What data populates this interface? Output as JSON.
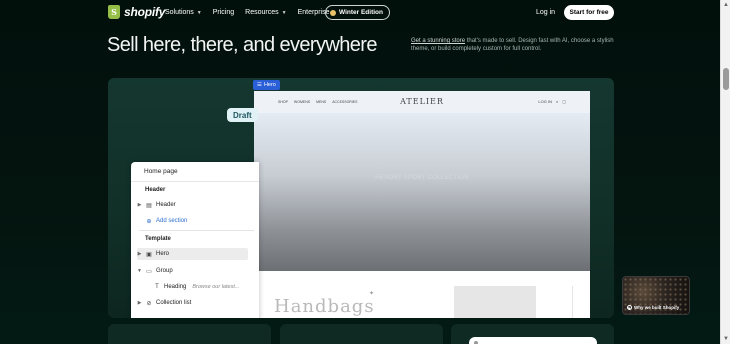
{
  "nav": {
    "logo_glyph": "S",
    "logo_text": "shopify",
    "links": [
      {
        "label": "Solutions",
        "has_dropdown": true
      },
      {
        "label": "Pricing",
        "has_dropdown": false
      },
      {
        "label": "Resources",
        "has_dropdown": true
      },
      {
        "label": "Enterprise",
        "has_dropdown": false
      }
    ],
    "edition_label": "Winter Edition",
    "login_label": "Log in",
    "cta_label": "Start for free"
  },
  "hero": {
    "headline": "Sell here, there, and everywhere",
    "description_link": "Get a stunning store",
    "description_rest": " that's made to sell. Design fast with AI, choose a stylish theme, or build completely custom for full control."
  },
  "editor": {
    "hero_tag": "Hero",
    "draft_label": "Draft",
    "sidebar": {
      "title": "Home page",
      "header_section": "Header",
      "header_item": "Header",
      "add_section": "Add section",
      "template_section": "Template",
      "hero_item": "Hero",
      "group_item": "Group",
      "heading_item": "Heading",
      "heading_hint": "Browse our latest...",
      "collection_item": "Collection list"
    },
    "preview": {
      "menu": [
        "SHOP",
        "WOMENS",
        "MENS",
        "ACCESSORIES"
      ],
      "brand": "ATELIER",
      "account": "LOG IN",
      "hero_text": "RESORT SPORT COLLECTION",
      "script_text": "Handbags"
    }
  },
  "video": {
    "label": "Why we built Shopify"
  },
  "colors": {
    "background": "#04140f",
    "card": "#113028",
    "accent_blue": "#2a5fd8",
    "brand_green": "#95bf47"
  }
}
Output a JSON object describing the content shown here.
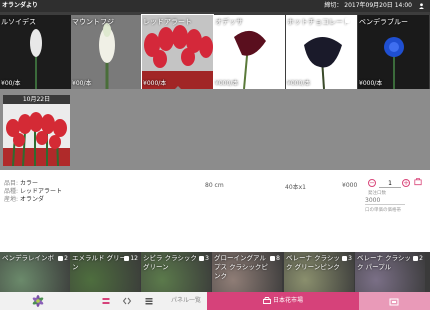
{
  "header": {
    "brand": "オランダより",
    "deadline_label": "締切：",
    "deadline": "2017年09月20日 14:00",
    "user_icon": "user-icon"
  },
  "top_cards": [
    {
      "name": "ルソイデス",
      "price": "¥00/本",
      "badge": "",
      "bg": "#1c1c1c",
      "flower": "white-spike"
    },
    {
      "name": "マウントフジ",
      "price": "¥00/本",
      "badge": "",
      "bg": "#6a6a6a",
      "flower": "white-cluster"
    },
    {
      "name": "レッドアラート",
      "price": "¥000/本",
      "badge": "",
      "bg": "#bdbdbd",
      "flower": "red-calla",
      "selected": true
    },
    {
      "name": "オデッサ",
      "price": "¥000/本",
      "badge": "2",
      "bg": "#ffffff",
      "flower": "dark-calla"
    },
    {
      "name": "ホットチョコレート",
      "price": "¥000/本",
      "badge": "2",
      "bg": "#ffffff",
      "flower": "black-calla"
    },
    {
      "name": "ベンデラブルー",
      "price": "¥000/本",
      "badge": "",
      "bg": "#1a1a1a",
      "flower": "blue-rose"
    }
  ],
  "selected_lot": {
    "date_label": "10月22日"
  },
  "detail": {
    "item_key": "品目:",
    "item_val": "カラー",
    "variety_key": "品種:",
    "variety_val": "レッドアラート",
    "origin_key": "産地:",
    "origin_val": "オランダ",
    "length": "80 cm",
    "pack": "40本x1",
    "price": "¥000",
    "qty": "1",
    "qty_sub": "発注口数",
    "unit_price_placeholder": "3000",
    "unit_sub": "口の単価の価格帯"
  },
  "bottom_cards": [
    {
      "name": "ペンデラレインボ",
      "badge": "2",
      "bg": "#6b8a6b"
    },
    {
      "name": "エメラルド グリーン",
      "badge": "12",
      "bg": "#4e6e3e"
    },
    {
      "name": "シビラ クラシック グリーン",
      "badge": "3",
      "bg": "#5b7a4b"
    },
    {
      "name": "グローイングアルプス クラシックピンク",
      "badge": "8",
      "bg": "#8f7d76"
    },
    {
      "name": "ベレーナ クラシック グリーンピンク",
      "badge": "3",
      "bg": "#8a8f6d"
    },
    {
      "name": "ベレーナ クラシック パープル",
      "badge": "2",
      "bg": "#7a6f86"
    }
  ],
  "nav": {
    "panel_label": "パネル一覧",
    "market_label": "日本花市場",
    "colors": {
      "accent": "#d6427a",
      "accent_light": "#e99ab8"
    }
  }
}
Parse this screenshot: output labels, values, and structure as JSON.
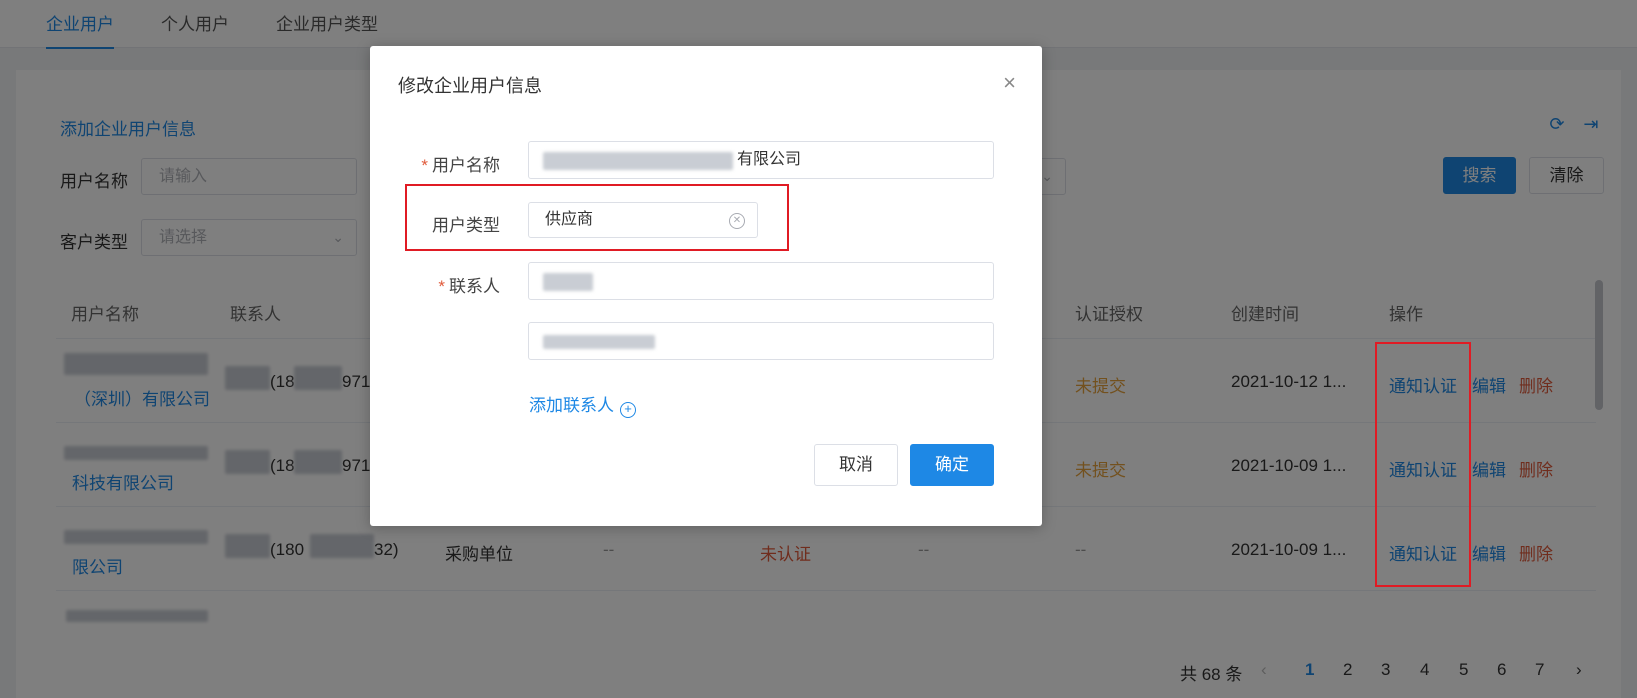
{
  "tabs": [
    {
      "label": "企业用户",
      "active": true
    },
    {
      "label": "个人用户",
      "active": false
    },
    {
      "label": "企业用户类型",
      "active": false
    }
  ],
  "toolbar": {
    "add_label": "添加企业用户信息",
    "search_label": "搜索",
    "clear_label": "清除"
  },
  "filters": {
    "username_label": "用户名称",
    "username_placeholder": "请输入",
    "customer_type_label": "客户类型",
    "customer_type_placeholder": "请选择"
  },
  "table": {
    "headers": [
      "用户名称",
      "联系人",
      "认证授权",
      "创建时间",
      "操作"
    ],
    "rows": [
      {
        "name_suffix": "（深圳）有限公司",
        "contact": "(18",
        "contact_tail": "971",
        "user_type": "",
        "col4": "",
        "cert_status": "",
        "col6": "",
        "auth": "未提交",
        "created": "2021-10-12 1...",
        "actions": [
          "通知认证",
          "编辑",
          "删除"
        ]
      },
      {
        "name_suffix": "科技有限公司",
        "contact": "(18",
        "contact_tail": "971",
        "user_type": "",
        "col4": "",
        "cert_status": "",
        "col6": "",
        "auth": "未提交",
        "created": "2021-10-09 1...",
        "actions": [
          "通知认证",
          "编辑",
          "删除"
        ]
      },
      {
        "name_suffix": "限公司",
        "contact": "(180",
        "contact_tail": "32)",
        "user_type": "采购单位",
        "col4": "--",
        "cert_status": "未认证",
        "col6": "--",
        "auth": "--",
        "created": "2021-10-09 1...",
        "actions": [
          "通知认证",
          "编辑",
          "删除"
        ]
      }
    ]
  },
  "pagination": {
    "total": "共 68 条",
    "prev": "‹",
    "pages": [
      "1",
      "2",
      "3",
      "4",
      "5",
      "6",
      "7"
    ],
    "current": "1",
    "next": "›"
  },
  "dialog": {
    "title": "修改企业用户信息",
    "close": "×",
    "required_mark": "*",
    "username_label": "用户名称",
    "username_value": "有限公司",
    "user_type_label": "用户类型",
    "user_type_value": "供应商",
    "contact_label": "联系人",
    "add_contact_label": "添加联系人",
    "cancel_label": "取消",
    "confirm_label": "确定"
  },
  "colors": {
    "accent": "#1e88e5",
    "highlight": "#e01b24",
    "warning": "#e6a23c",
    "danger": "#e05a3a"
  }
}
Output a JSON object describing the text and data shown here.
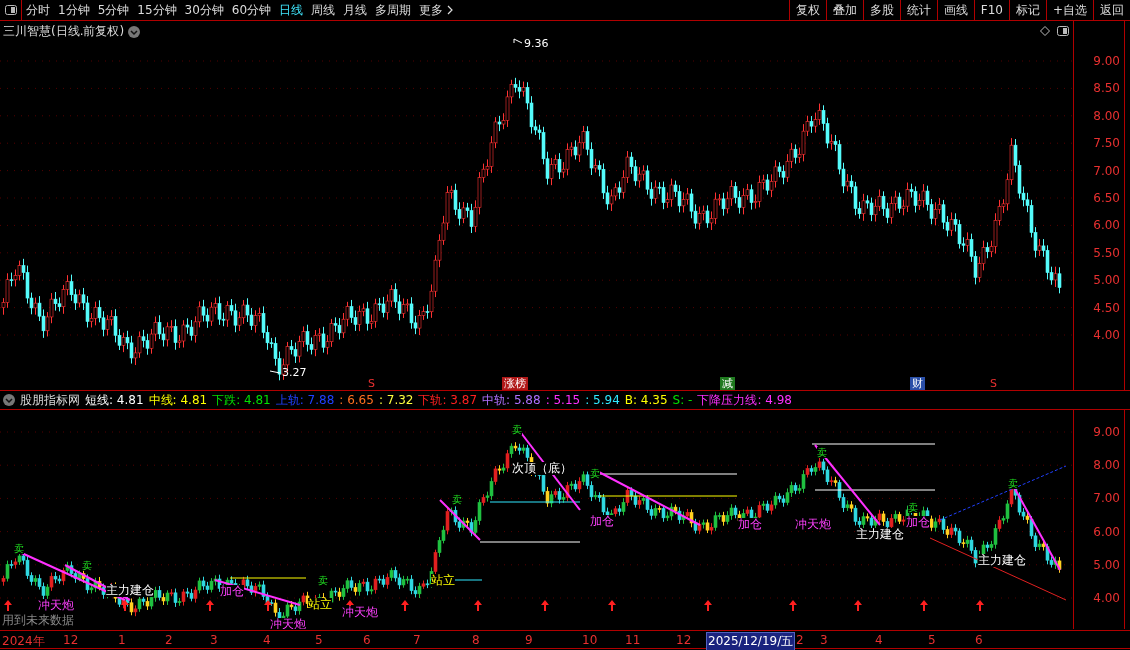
{
  "toolbar": {
    "tabs": [
      {
        "label": "分时",
        "selected": false
      },
      {
        "label": "1分钟",
        "selected": false
      },
      {
        "label": "5分钟",
        "selected": false
      },
      {
        "label": "15分钟",
        "selected": false
      },
      {
        "label": "30分钟",
        "selected": false
      },
      {
        "label": "60分钟",
        "selected": false
      },
      {
        "label": "日线",
        "selected": true
      },
      {
        "label": "周线",
        "selected": false
      },
      {
        "label": "月线",
        "selected": false
      },
      {
        "label": "多周期",
        "selected": false
      }
    ],
    "more": "更多",
    "buttons": [
      "复权",
      "叠加",
      "多股",
      "统计",
      "画线",
      "F10",
      "标记",
      "+自选",
      "返回"
    ]
  },
  "main_chart": {
    "title": "三川智慧(日线.前复权)",
    "high_label": "9.36",
    "low_label": "3.27",
    "events": [
      {
        "text": "S",
        "kind": "letter",
        "color": "#e83030"
      },
      {
        "text": "涨榜",
        "kind": "tag",
        "color": "#b01818"
      },
      {
        "text": "减",
        "kind": "tag",
        "color": "#1f7a1f"
      },
      {
        "text": "财",
        "kind": "tag",
        "color": "#2a4fa8"
      },
      {
        "text": "S",
        "kind": "letter",
        "color": "#e83030"
      }
    ],
    "y_ticks": [
      "9.00",
      "8.50",
      "8.00",
      "7.50",
      "7.00",
      "6.50",
      "6.00",
      "5.50",
      "5.00",
      "4.50",
      "4.00"
    ]
  },
  "indicator": {
    "name": "股朋指标网",
    "legend": [
      {
        "text": "短线: 4.81",
        "color": "#ffffff"
      },
      {
        "text": "中线: 4.81",
        "color": "#ffff00"
      },
      {
        "text": "下跌: 4.81",
        "color": "#00e000"
      },
      {
        "text": "上轨: 7.88",
        "color": "#2040ff"
      },
      {
        "text": ": 6.65",
        "color": "#ff7020"
      },
      {
        "text": ": 7.32",
        "color": "#ffff40"
      },
      {
        "text": "下轨: 3.87",
        "color": "#ff2020"
      },
      {
        "text": "中轨: 5.88",
        "color": "#b070ff"
      },
      {
        "text": ": 5.15",
        "color": "#ff30ff"
      },
      {
        "text": ": 5.94",
        "color": "#30e8ff"
      },
      {
        "text": "B: 4.35",
        "color": "#ffff00"
      },
      {
        "text": "S: -",
        "color": "#00e000"
      },
      {
        "text": "下降压力线: 4.98",
        "color": "#ff30ff"
      }
    ],
    "signals": [
      {
        "text": "冲天炮",
        "kind": "rocket"
      },
      {
        "text": "主力建仓",
        "kind": "build"
      },
      {
        "text": "加仓",
        "kind": "add"
      },
      {
        "text": "冲天炮",
        "kind": "rocket"
      },
      {
        "text": "站立",
        "kind": "stand"
      },
      {
        "text": "冲天炮",
        "kind": "rocket"
      },
      {
        "text": "站立",
        "kind": "stand"
      },
      {
        "text": "次顶（底）",
        "kind": "build"
      },
      {
        "text": "加仓",
        "kind": "add"
      },
      {
        "text": "加仓",
        "kind": "add"
      },
      {
        "text": "冲天炮",
        "kind": "rocket"
      },
      {
        "text": "主力建仓",
        "kind": "build"
      },
      {
        "text": "加仓",
        "kind": "add"
      },
      {
        "text": "主力建仓",
        "kind": "build"
      },
      {
        "text": "卖",
        "kind": "sell"
      },
      {
        "text": "卖",
        "kind": "sell"
      },
      {
        "text": "卖",
        "kind": "sell"
      },
      {
        "text": "卖",
        "kind": "sell"
      },
      {
        "text": "卖",
        "kind": "sell"
      },
      {
        "text": "卖",
        "kind": "sell"
      },
      {
        "text": "卖",
        "kind": "sell"
      },
      {
        "text": "卖",
        "kind": "sell"
      },
      {
        "text": "卖",
        "kind": "sell"
      }
    ],
    "note": "用到未来数据",
    "y_ticks": [
      "9.00",
      "8.00",
      "7.00",
      "6.00",
      "5.00",
      "4.00"
    ]
  },
  "x_axis": {
    "labels": [
      "2024年",
      "12",
      "1",
      "2",
      "3",
      "4",
      "5",
      "6",
      "7",
      "8",
      "9",
      "10",
      "11",
      "12",
      "2",
      "3",
      "4",
      "5",
      "6"
    ],
    "cursor_date": "2025/12/19/五"
  }
}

→ Given exercise
What is the number of lines in the listing above that contain the string "data"? Give only the number.

→ Problem solution
2